[Saved data entries]
========================================================================
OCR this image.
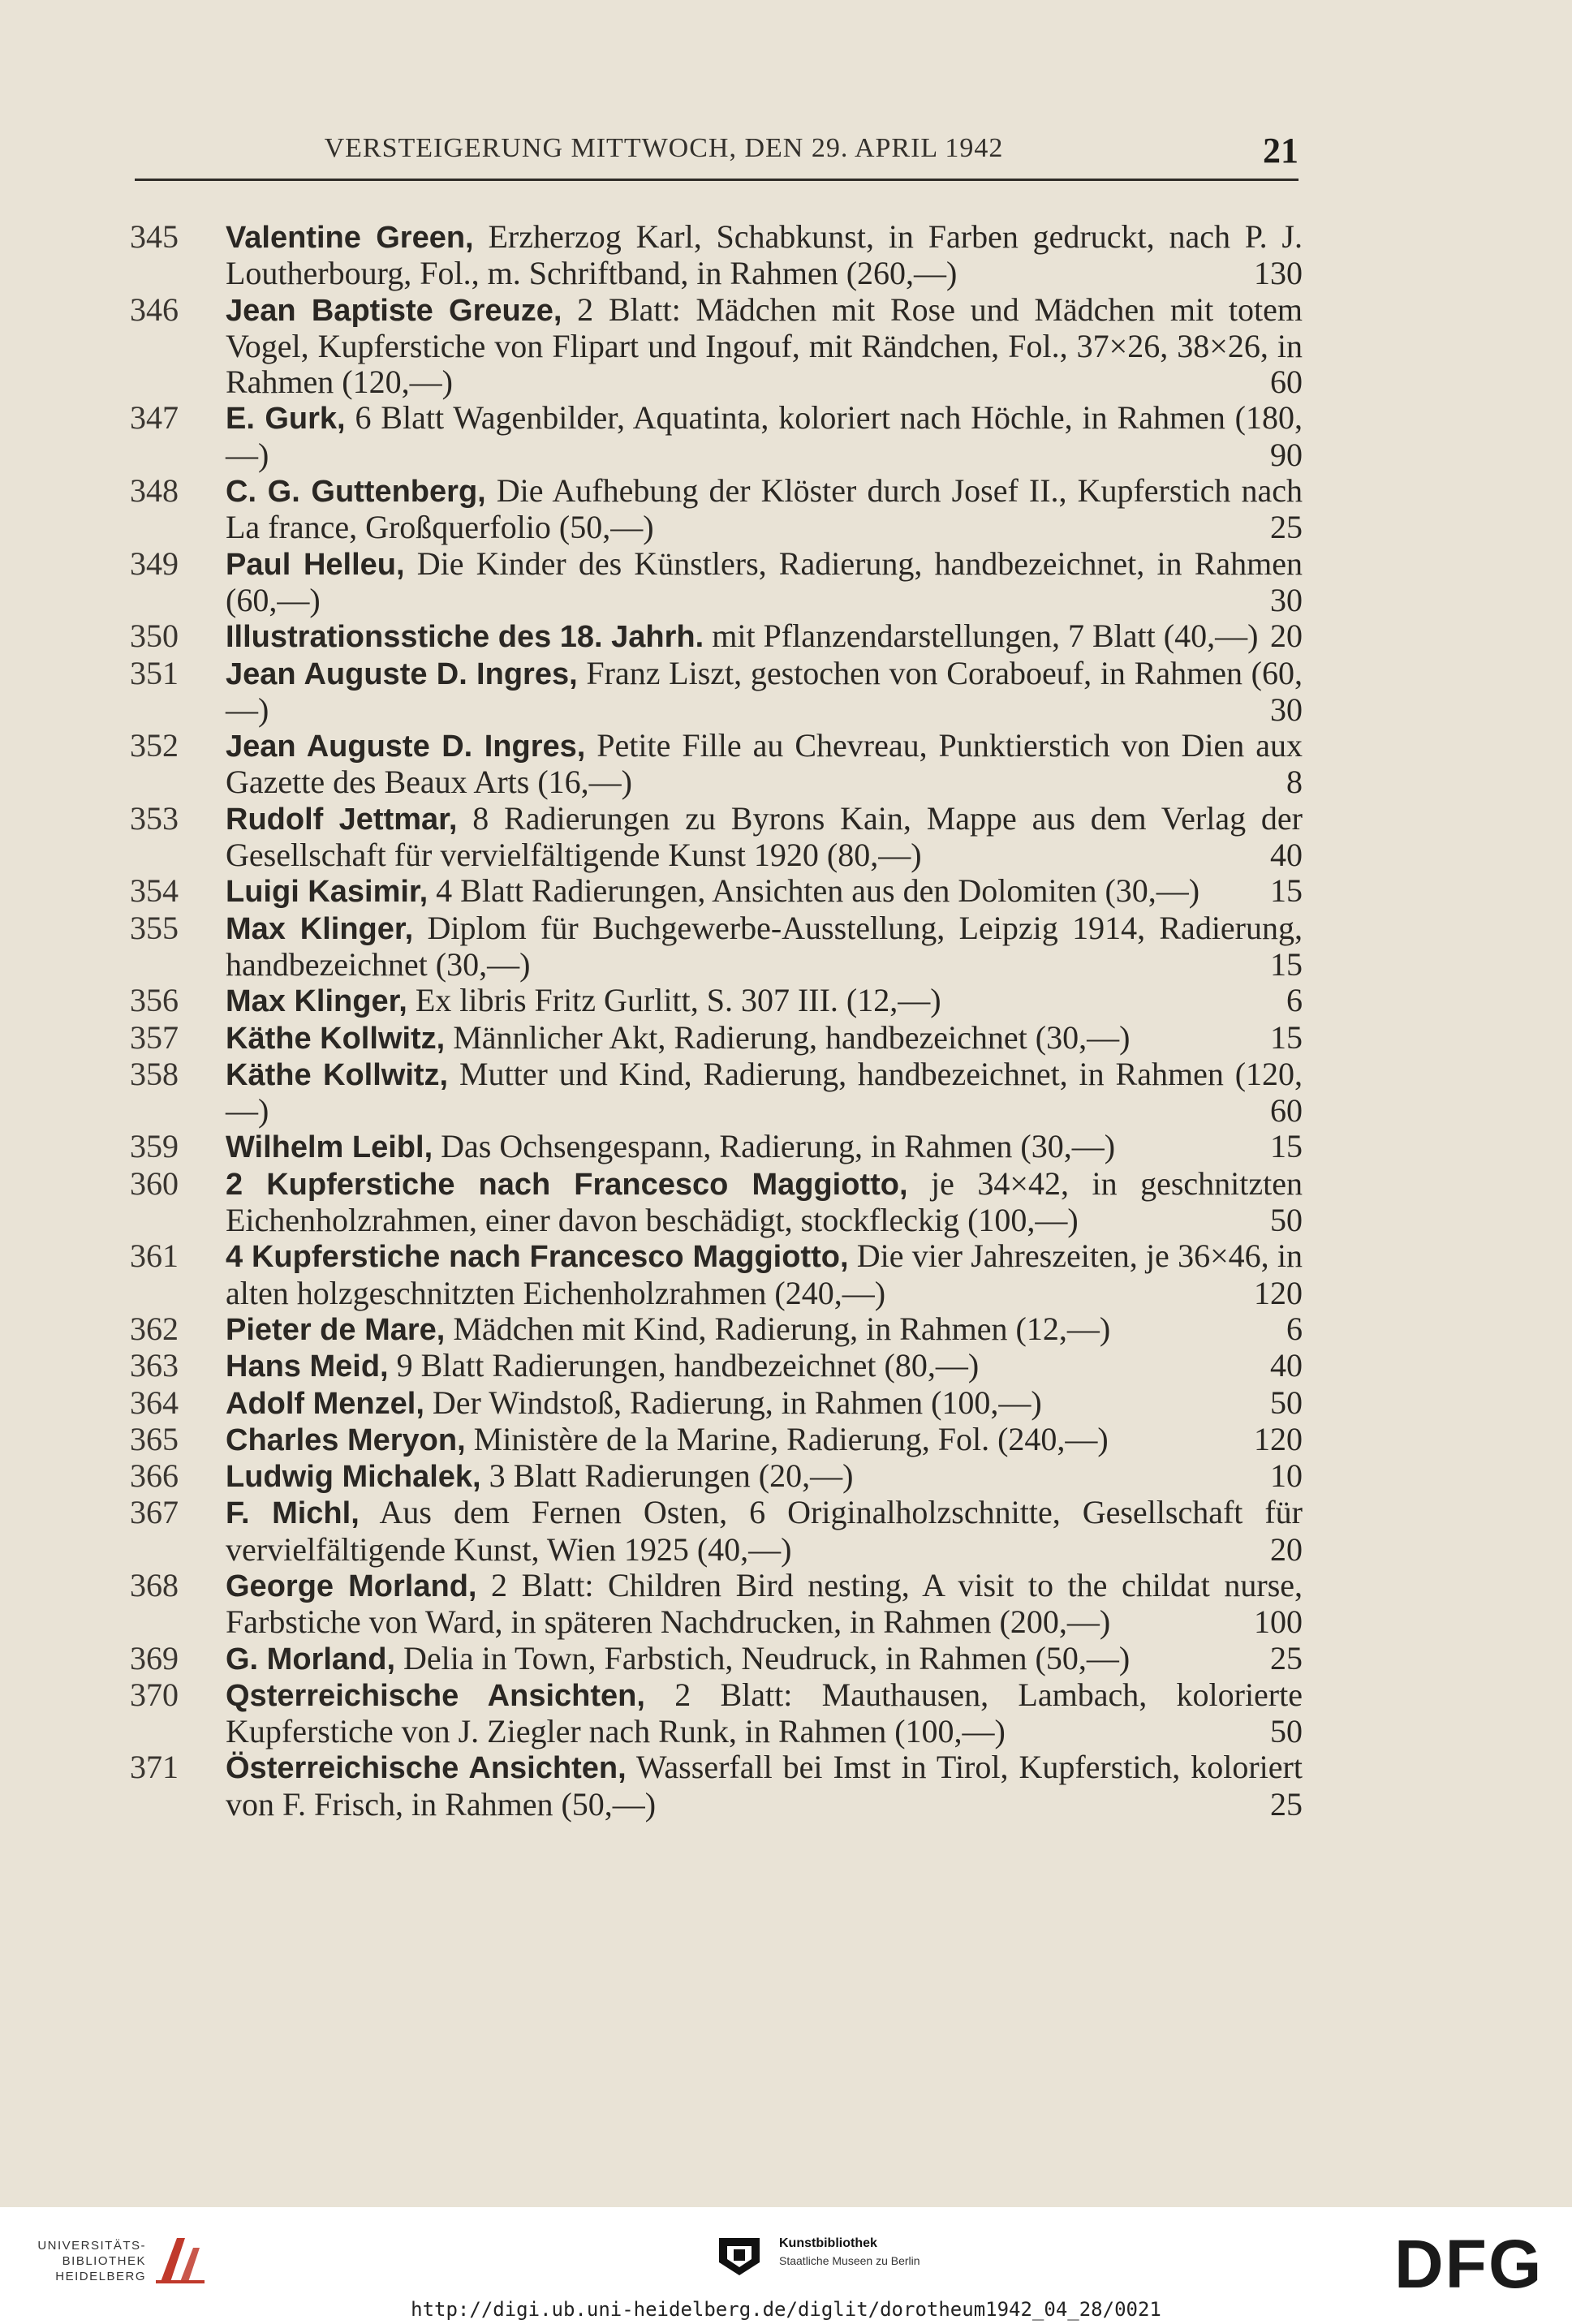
VERSTEIGERUNG MITTWOCH, DEN 29. APRIL 1942	21
345	Valentine Green, Erzherzog Karl, Schabkunst, in Farben gedruckt, nach P. J. Loutherbourg, Fol., m. Schriftband, in Rahmen (260,—)	130
346	Jean Baptiste Greuze, 2 Blatt: Mädchen mit Rose und Mädchen mit totem Vogel, Kupferstiche von Flipart und Ingouf, mit Rändchen, Fol., 37×26, 38×26, in Rahmen (120,—)	60
347	E. Gurk, 6 Blatt Wagenbilder, Aquatinta, koloriert nach Höchle, in Rahmen (180,—)	90
348	C. G. Guttenberg, Die Aufhebung der Klöster durch Josef II., Kupferstich nach La france, Großquerfolio (50,—)	25
349	Paul Helleu, Die Kinder des Künstlers, Radierung, handbezeichnet, in Rahmen (60,—)	30
350	Illustrationsstiche des 18. Jahrh. mit Pflanzendarstellungen, 7 Blatt (40,—) 20
351	Jean Auguste D. Ingres, Franz Liszt, gestochen von Coraboeuf, in Rahmen (60,—)	30
352	Jean Auguste D. Ingres, Petite Fille au Chevreau, Punktierstich von Dien aux Gazette des Beaux Arts (16,—)	8
353	Rudolf Jettmar, 8 Radierungen zu Byrons Kain, Mappe aus dem Verlag der Gesellschaft für vervielfältigende Kunst 1920 (80,—)	40
354	Luigi Kasimir, 4 Blatt Radierungen, Ansichten aus den Dolomiten (30,—)	15
355	Max Klinger, Diplom für Buchgewerbe-Ausstellung, Leipzig 1914, Radierung, handbezeichnet (30,—)	15
356	Max Klinger, Ex libris Fritz Gurlitt, S. 307 III. (12,—)	6
357	Käthe Kollwitz, Männlicher Akt, Radierung, handbezeichnet (30,—)	15
358	Käthe Kollwitz, Mutter und Kind, Radierung, handbezeichnet, in Rahmen (120,—)	60
359	Wilhelm Leibl, Das Ochsengespann, Radierung, in Rahmen (30,—)	15
360	2 Kupferstiche nach Francesco Maggiotto, je 34×42, in geschnitzten Eichenholzrahmen, einer davon beschädigt, stockfleckig (100,—)	50
361	4 Kupferstiche nach Francesco Maggiotto, Die vier Jahreszeiten, je 36×46, in alten holzgeschnitzten Eichenholzrahmen (240,—)	120
362	Pieter de Mare, Mädchen mit Kind, Radierung, in Rahmen (12,—)	6
363	Hans Meid, 9 Blatt Radierungen, handbezeichnet (80,—)	40
364	Adolf Menzel, Der Windstoß, Radierung, in Rahmen (100,—)	50
365	Charles Meryon, Ministère de la Marine, Radierung, Fol. (240,—)	120
366	Ludwig Michalek, 3 Blatt Radierungen (20,—)	10
367	F. Michl, Aus dem Fernen Osten, 6 Originalholzschnitte, Gesellschaft für vervielfältigende Kunst, Wien 1925 (40,—)	20
368	George Morland, 2 Blatt: Children Bird nesting, A visit to the childat nurse, Farbstiche von Ward, in späteren Nachdrucken, in Rahmen (200,—)	100
369	G. Morland, Delia in Town, Farbstich, Neudruck, in Rahmen (50,—)	25
370	Qsterreichische Ansichten, 2 Blatt: Mauthausen, Lambach, kolorierte Kupferstiche von J. Ziegler nach Runk, in Rahmen (100,—)	50
371	Österreichische Ansichten, Wasserfall bei Imst in Tirol, Kupferstich, koloriert von F. Frisch, in Rahmen (50,—)	25
UNIVERSITÄTS-
BIBLIOTHEK
HEIDELBERG
Kunstbibliothek
Staatliche Museen zu Berlin	DFG
http://digi.ub.uni-heidelberg.de/diglit/dorotheum1942_04_28/0021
========================================================================
To do: In the entries above, some lines may contain the string "Ingres"; report how many, without additional comment.

The response: 2